YOUR INSTRUCTIONS:
Show all lines that include the string "title"; copy each one.

DATA LISTING:
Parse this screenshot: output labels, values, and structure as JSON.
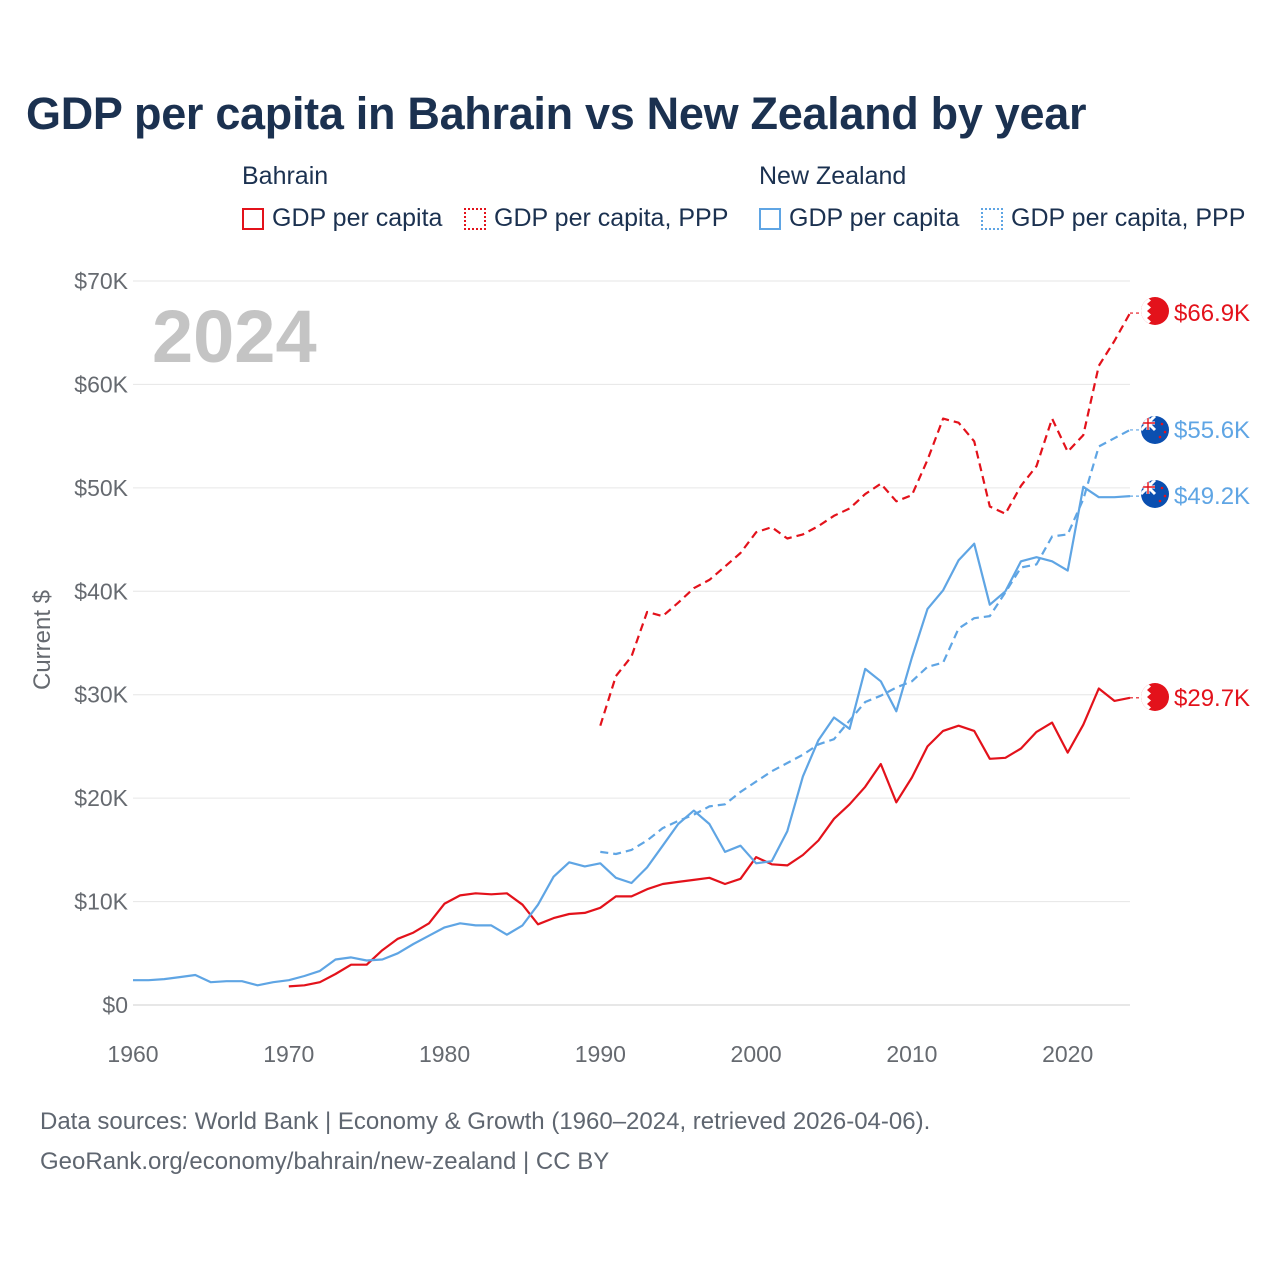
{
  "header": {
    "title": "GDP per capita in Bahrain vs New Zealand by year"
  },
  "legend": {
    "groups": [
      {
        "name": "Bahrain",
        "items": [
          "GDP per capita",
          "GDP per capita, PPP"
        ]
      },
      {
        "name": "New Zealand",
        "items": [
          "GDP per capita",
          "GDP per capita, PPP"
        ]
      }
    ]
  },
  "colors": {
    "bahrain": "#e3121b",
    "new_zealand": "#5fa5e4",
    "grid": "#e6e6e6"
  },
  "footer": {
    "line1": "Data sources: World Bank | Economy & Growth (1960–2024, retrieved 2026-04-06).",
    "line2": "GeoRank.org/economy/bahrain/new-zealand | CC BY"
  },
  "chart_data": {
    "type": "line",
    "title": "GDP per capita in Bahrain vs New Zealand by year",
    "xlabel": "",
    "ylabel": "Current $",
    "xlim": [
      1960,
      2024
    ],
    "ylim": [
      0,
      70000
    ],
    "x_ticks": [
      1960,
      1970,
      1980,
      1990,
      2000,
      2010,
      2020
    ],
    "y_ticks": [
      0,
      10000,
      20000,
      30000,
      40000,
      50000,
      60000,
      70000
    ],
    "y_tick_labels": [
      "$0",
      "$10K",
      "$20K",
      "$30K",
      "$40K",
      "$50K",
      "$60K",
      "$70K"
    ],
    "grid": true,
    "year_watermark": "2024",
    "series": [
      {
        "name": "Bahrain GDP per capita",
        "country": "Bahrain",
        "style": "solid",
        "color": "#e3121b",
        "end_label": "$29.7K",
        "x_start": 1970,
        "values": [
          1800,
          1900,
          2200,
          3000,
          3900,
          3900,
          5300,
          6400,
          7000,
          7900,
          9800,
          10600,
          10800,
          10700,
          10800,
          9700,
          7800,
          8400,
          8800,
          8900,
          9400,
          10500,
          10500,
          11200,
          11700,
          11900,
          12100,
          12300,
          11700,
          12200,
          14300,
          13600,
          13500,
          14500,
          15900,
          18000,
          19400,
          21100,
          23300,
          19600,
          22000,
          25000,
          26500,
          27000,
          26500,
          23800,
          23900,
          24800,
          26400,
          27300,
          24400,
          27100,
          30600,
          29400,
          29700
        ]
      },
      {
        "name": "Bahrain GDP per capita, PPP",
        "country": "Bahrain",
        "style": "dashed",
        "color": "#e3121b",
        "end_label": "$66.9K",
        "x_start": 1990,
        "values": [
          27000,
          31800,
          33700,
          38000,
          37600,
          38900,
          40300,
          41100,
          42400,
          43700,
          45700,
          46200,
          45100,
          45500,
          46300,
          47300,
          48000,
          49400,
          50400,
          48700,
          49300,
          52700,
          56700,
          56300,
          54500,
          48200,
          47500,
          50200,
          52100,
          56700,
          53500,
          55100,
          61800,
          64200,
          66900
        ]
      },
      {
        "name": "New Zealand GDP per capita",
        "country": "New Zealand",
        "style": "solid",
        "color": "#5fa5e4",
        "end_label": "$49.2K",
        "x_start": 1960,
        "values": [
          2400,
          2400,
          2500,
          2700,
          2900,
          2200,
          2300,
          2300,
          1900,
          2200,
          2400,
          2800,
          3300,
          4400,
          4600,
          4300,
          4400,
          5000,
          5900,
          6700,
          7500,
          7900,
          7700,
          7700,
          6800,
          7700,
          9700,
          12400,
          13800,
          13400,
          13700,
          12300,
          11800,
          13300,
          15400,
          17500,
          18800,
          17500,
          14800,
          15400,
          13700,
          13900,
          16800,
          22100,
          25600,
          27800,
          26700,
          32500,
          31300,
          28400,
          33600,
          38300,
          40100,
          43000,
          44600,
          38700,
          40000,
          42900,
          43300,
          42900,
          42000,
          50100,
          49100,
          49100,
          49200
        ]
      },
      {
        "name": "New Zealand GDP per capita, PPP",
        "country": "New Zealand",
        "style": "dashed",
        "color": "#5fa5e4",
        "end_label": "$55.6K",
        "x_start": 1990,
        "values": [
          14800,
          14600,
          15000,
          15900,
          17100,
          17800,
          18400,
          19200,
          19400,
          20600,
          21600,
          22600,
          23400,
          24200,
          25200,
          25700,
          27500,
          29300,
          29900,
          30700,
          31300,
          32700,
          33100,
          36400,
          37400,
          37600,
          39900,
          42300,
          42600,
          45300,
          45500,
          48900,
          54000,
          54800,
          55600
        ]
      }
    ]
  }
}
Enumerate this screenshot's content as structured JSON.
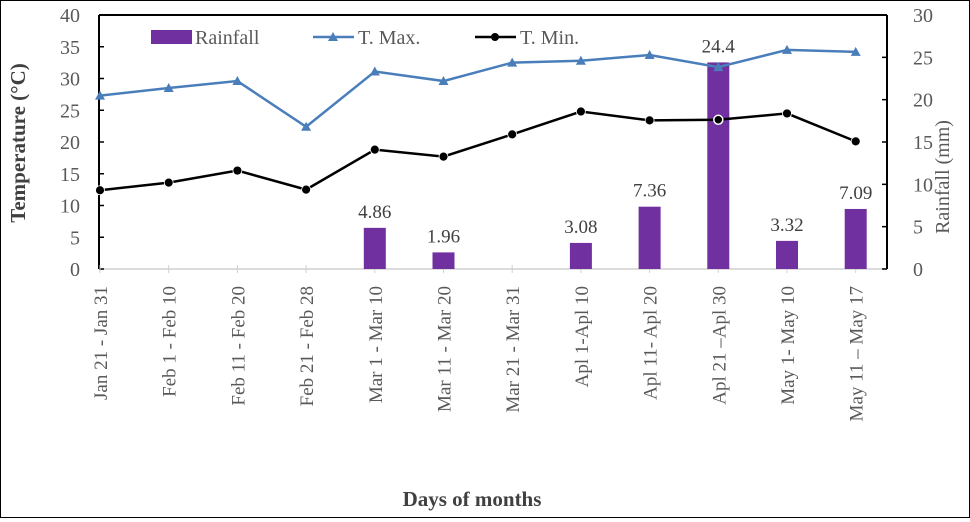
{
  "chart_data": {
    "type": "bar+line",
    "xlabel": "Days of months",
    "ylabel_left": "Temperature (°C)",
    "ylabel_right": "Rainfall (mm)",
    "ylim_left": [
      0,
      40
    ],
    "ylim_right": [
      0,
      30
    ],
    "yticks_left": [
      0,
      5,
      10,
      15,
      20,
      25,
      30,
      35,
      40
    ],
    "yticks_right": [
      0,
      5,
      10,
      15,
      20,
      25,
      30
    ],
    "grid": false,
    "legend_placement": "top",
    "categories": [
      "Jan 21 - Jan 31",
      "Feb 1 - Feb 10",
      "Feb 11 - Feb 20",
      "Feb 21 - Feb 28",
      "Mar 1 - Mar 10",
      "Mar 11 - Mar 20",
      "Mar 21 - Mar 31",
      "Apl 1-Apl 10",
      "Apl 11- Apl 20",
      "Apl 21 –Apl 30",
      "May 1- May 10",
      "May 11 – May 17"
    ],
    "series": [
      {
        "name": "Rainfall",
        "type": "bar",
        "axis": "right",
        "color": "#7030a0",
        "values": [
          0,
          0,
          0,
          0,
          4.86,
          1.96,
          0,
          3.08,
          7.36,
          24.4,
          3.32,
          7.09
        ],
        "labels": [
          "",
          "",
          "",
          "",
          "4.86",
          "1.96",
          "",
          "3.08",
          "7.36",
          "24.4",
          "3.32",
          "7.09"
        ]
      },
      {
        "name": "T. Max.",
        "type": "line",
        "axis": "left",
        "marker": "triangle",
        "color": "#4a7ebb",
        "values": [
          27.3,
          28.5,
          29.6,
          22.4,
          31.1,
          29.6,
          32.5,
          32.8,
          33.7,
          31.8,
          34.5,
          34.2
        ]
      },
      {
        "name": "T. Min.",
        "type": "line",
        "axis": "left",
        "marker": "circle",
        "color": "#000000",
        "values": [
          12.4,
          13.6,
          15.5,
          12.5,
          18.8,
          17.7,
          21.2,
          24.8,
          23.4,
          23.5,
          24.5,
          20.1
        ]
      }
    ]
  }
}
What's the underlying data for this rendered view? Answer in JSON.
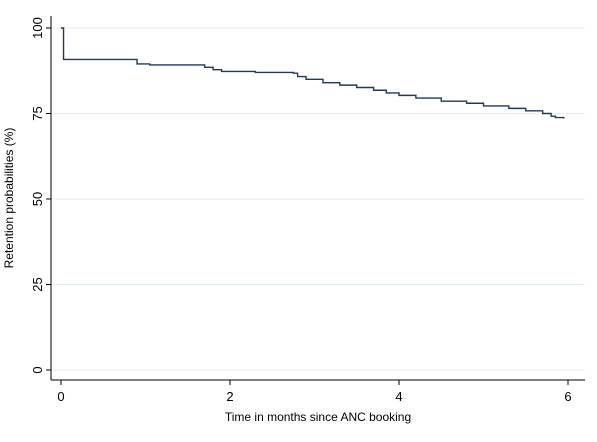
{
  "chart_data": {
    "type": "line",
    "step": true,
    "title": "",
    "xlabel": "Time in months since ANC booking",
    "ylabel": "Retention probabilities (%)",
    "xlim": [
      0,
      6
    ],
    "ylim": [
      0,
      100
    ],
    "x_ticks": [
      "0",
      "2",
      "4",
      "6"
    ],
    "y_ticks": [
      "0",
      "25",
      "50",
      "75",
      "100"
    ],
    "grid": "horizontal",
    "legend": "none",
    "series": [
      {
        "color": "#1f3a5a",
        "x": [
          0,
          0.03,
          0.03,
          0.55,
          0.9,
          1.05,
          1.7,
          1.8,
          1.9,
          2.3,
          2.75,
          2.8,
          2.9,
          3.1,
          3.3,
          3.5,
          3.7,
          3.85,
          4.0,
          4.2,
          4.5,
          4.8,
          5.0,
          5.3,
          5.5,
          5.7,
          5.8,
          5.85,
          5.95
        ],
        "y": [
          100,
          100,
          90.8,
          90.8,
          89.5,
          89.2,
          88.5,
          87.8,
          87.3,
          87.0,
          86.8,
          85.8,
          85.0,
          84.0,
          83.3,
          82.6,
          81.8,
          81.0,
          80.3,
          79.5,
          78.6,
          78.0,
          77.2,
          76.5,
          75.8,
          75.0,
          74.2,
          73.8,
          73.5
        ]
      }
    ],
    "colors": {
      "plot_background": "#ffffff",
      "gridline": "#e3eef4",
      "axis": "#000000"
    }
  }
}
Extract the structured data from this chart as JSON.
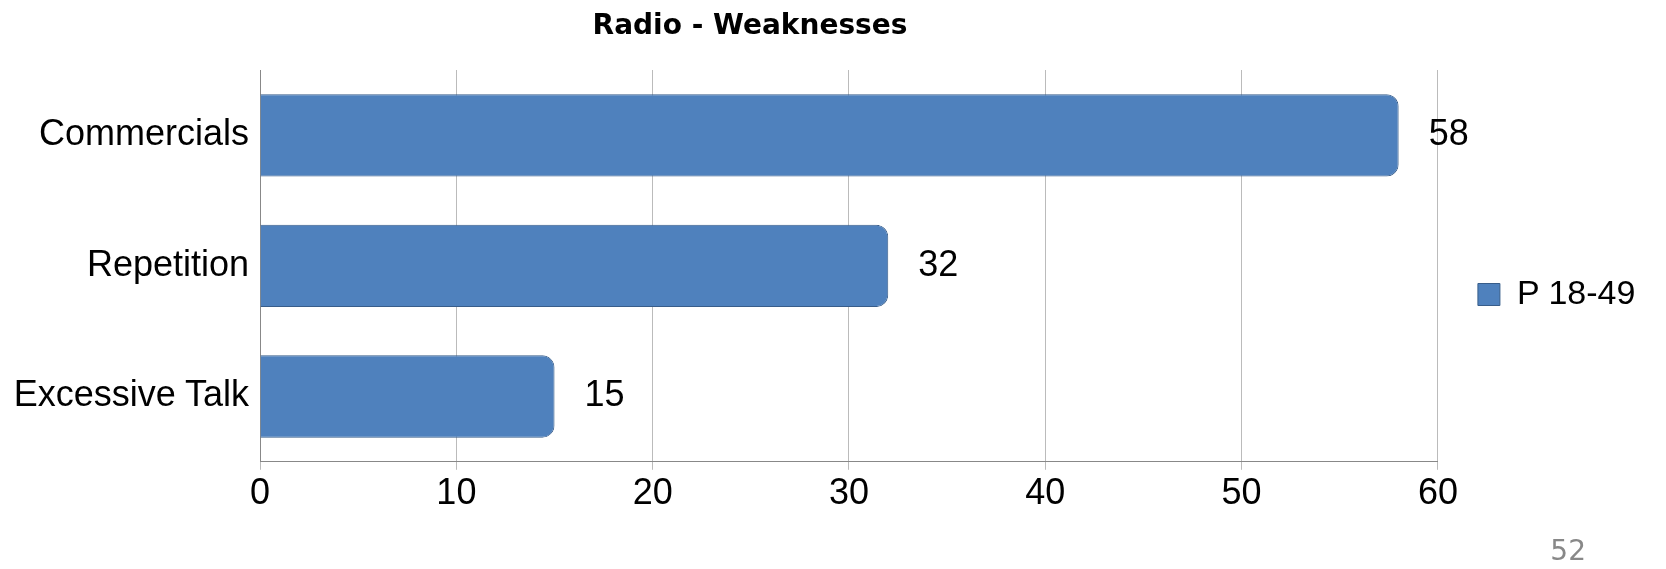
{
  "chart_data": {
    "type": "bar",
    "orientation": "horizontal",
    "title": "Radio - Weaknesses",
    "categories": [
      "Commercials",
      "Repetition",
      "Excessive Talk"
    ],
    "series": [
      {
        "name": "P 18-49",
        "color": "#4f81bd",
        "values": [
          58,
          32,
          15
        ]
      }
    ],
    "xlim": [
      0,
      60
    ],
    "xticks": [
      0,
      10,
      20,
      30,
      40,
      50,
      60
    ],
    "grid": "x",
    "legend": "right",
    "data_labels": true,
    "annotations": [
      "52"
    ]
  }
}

EXERCISE RESULT:
    "title": "GDP per capita in Bahrain vs New Zealand by year"
    "title": "GDP per capita in Bahrain vs New Zealand by year",
    "title": "",
    "title": "Radio - Weaknesses",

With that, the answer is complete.